-- START OF SUPPLIED MATERIAL --
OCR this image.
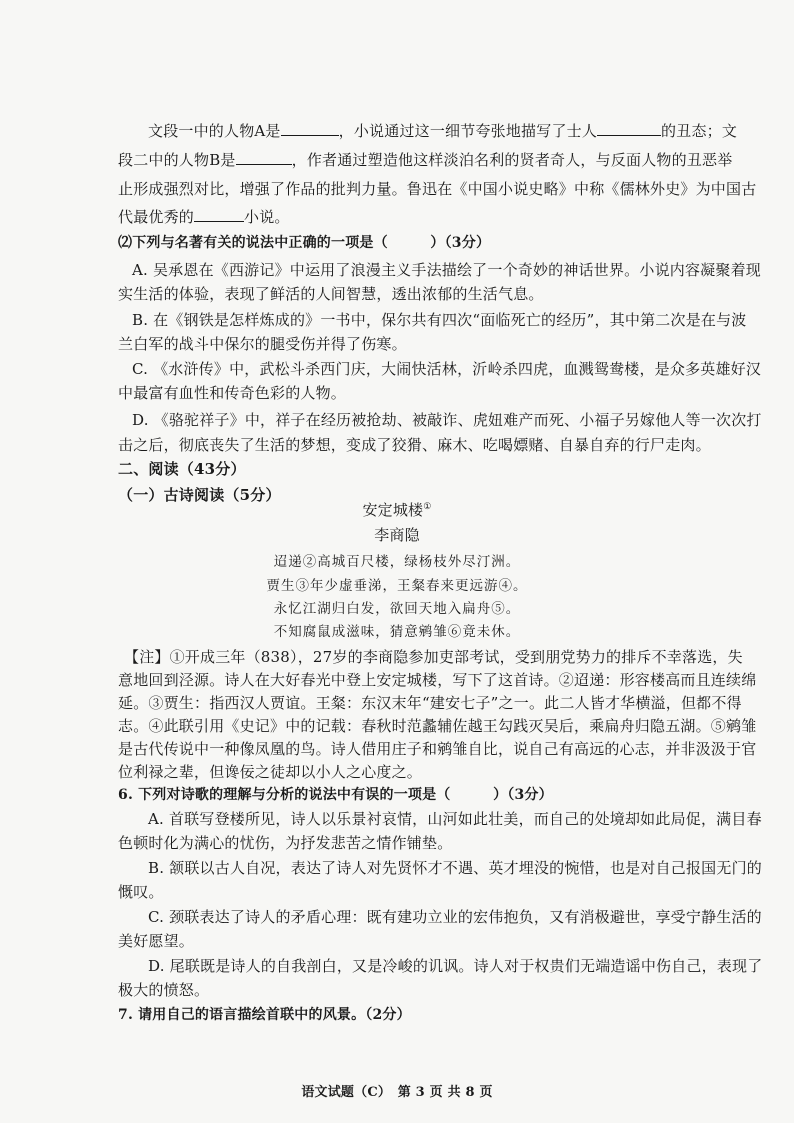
文段一中的人物A是	，小说通过这一细节夸张地描写了士人	的丑态；文
段二中的人物B是	，作者通过塑造他这样淡泊名利的贤者奇人，与反面人物的丑恶举
止形成强烈对比，增强了作品的批判力量。鲁迅在《中国小说史略》中称《儒林外史》为中国古
代最优秀的	小说。
⑵下列与名著有关的说法中正确的一项是（　　　）（3分）
A. 吴承恩在《西游记》中运用了浪漫主义手法描绘了一个奇妙的神话世界。小说内容凝聚着现
实生活的体验，表现了鲜活的人间智慧，透出浓郁的生活气息。
B. 在《钢铁是怎样炼成的》一书中，保尔共有四次“面临死亡的经历”，其中第二次是在与波
兰白军的战斗中保尔的腿受伤并得了伤寒。
C. 《水浒传》中，武松斗杀西门庆，大闹快活林，沂岭杀四虎，血溅鸳鸯楼，是众多英雄好汉
中最富有血性和传奇色彩的人物。
D. 《骆驼祥子》中，祥子在经历被抢劫、被敲诈、虎妞难产而死、小福子另嫁他人等一次次打
击之后，彻底丧失了生活的梦想，变成了狡猾、麻木、吃喝嫖赌、自暴自弃的行尸走肉。
二、阅读（43分）
（一）古诗阅读（5分）
安定城楼①
李商隐
迢递②高城百尺楼，绿杨枝外尽汀洲。
贾生③年少虚垂涕，王粲春来更远游④。
永忆江湖归白发，欲回天地入扁舟⑤。
不知腐鼠成滋味，猜意鹓雏⑥竟未休。
【注】①开成三年（838），27岁的李商隐参加吏部考试，受到朋党势力的排斥不幸落选，失
意地回到泾源。诗人在大好春光中登上安定城楼，写下了这首诗。②迢递：形容楼高而且连续绵
延。③贾生：指西汉人贾谊。王粲：东汉末年“建安七子”之一。此二人皆才华横溢，但都不得
志。④此联引用《史记》中的记载：春秋时范蠡辅佐越王勾践灭吴后，乘扁舟归隐五湖。⑤鹓雏
是古代传说中一种像凤凰的鸟。诗人借用庄子和鹓雏自比，说自己有高远的心志，并非汲汲于官
位利禄之辈，但谗佞之徒却以小人之心度之。
6. 下列对诗歌的理解与分析的说法中有误的一项是（　　　）（3分）
A. 首联写登楼所见，诗人以乐景衬哀情，山河如此壮美，而自己的处境却如此局促，满目春
色顿时化为满心的忧伤，为抒发悲苦之情作铺垫。
B. 颔联以古人自况，表达了诗人对先贤怀才不遇、英才埋没的惋惜，也是对自己报国无门的
慨叹。
C. 颈联表达了诗人的矛盾心理：既有建功立业的宏伟抱负，又有消极避世，享受宁静生活的
美好愿望。
D. 尾联既是诗人的自我剖白，又是冷峻的讥讽。诗人对于权贵们无端造谣中伤自己，表现了
极大的愤怒。
7. 请用自己的语言描绘首联中的风景。（2分）
语文试题（C）　第 3 页 共 8 页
-- END OF SUPPLIED MATERIAL --
Write out the data precisely as given, excluding the pictures.

▶ _COMPLETE OUTPUT_:
OCR this image.
文段一中的人物A是	，小说通过这一细节夸张地描写了士人	的丑态；文
段二中的人物B是	，作者通过塑造他这样淡泊名利的贤者奇人，与反面人物的丑恶举
止形成强烈对比，增强了作品的批判力量。鲁迅在《中国小说史略》中称《儒林外史》为中国古
代最优秀的	小说。
⑵下列与名著有关的说法中正确的一项是（　　　）（3分）
A. 吴承恩在《西游记》中运用了浪漫主义手法描绘了一个奇妙的神话世界。小说内容凝聚着现
实生活的体验，表现了鲜活的人间智慧，透出浓郁的生活气息。
B. 在《钢铁是怎样炼成的》一书中，保尔共有四次“面临死亡的经历”，其中第二次是在与波
兰白军的战斗中保尔的腿受伤并得了伤寒。
C. 《水浒传》中，武松斗杀西门庆，大闹快活林，沂岭杀四虎，血溅鸳鸯楼，是众多英雄好汉
中最富有血性和传奇色彩的人物。
D. 《骆驼祥子》中，祥子在经历被抢劫、被敲诈、虎妞难产而死、小福子另嫁他人等一次次打
击之后，彻底丧失了生活的梦想，变成了狡猾、麻木、吃喝嫖赌、自暴自弃的行尸走肉。
二、阅读（43分）
（一）古诗阅读（5分）
安定城楼①
李商隐
迢递②高城百尺楼，绿杨枝外尽汀洲。
贾生③年少虚垂涕，王粲春来更远游④。
永忆江湖归白发，欲回天地入扁舟⑤。
不知腐鼠成滋味，猜意鹓雏⑥竟未休。
【注】①开成三年（838），27岁的李商隐参加吏部考试，受到朋党势力的排斥不幸落选，失
意地回到泾源。诗人在大好春光中登上安定城楼，写下了这首诗。②迢递：形容楼高而且连续绵
延。③贾生：指西汉人贾谊。王粲：东汉末年“建安七子”之一。此二人皆才华横溢，但都不得
志。④此联引用《史记》中的记载：春秋时范蠡辅佐越王勾践灭吴后，乘扁舟归隐五湖。⑤鹓雏
是古代传说中一种像凤凰的鸟。诗人借用庄子和鹓雏自比，说自己有高远的心志，并非汲汲于官
位利禄之辈，但谗佞之徒却以小人之心度之。
6. 下列对诗歌的理解与分析的说法中有误的一项是（　　　）（3分）
A. 首联写登楼所见，诗人以乐景衬哀情，山河如此壮美，而自己的处境却如此局促，满目春
色顿时化为满心的忧伤，为抒发悲苦之情作铺垫。
B. 颔联以古人自况，表达了诗人对先贤怀才不遇、英才埋没的惋惜，也是对自己报国无门的
慨叹。
C. 颈联表达了诗人的矛盾心理：既有建功立业的宏伟抱负，又有消极避世，享受宁静生活的
美好愿望。
D. 尾联既是诗人的自我剖白，又是冷峻的讥讽。诗人对于权贵们无端造谣中伤自己，表现了
极大的愤怒。
7. 请用自己的语言描绘首联中的风景。（2分）
语文试题（C）　第 3 页 共 8 页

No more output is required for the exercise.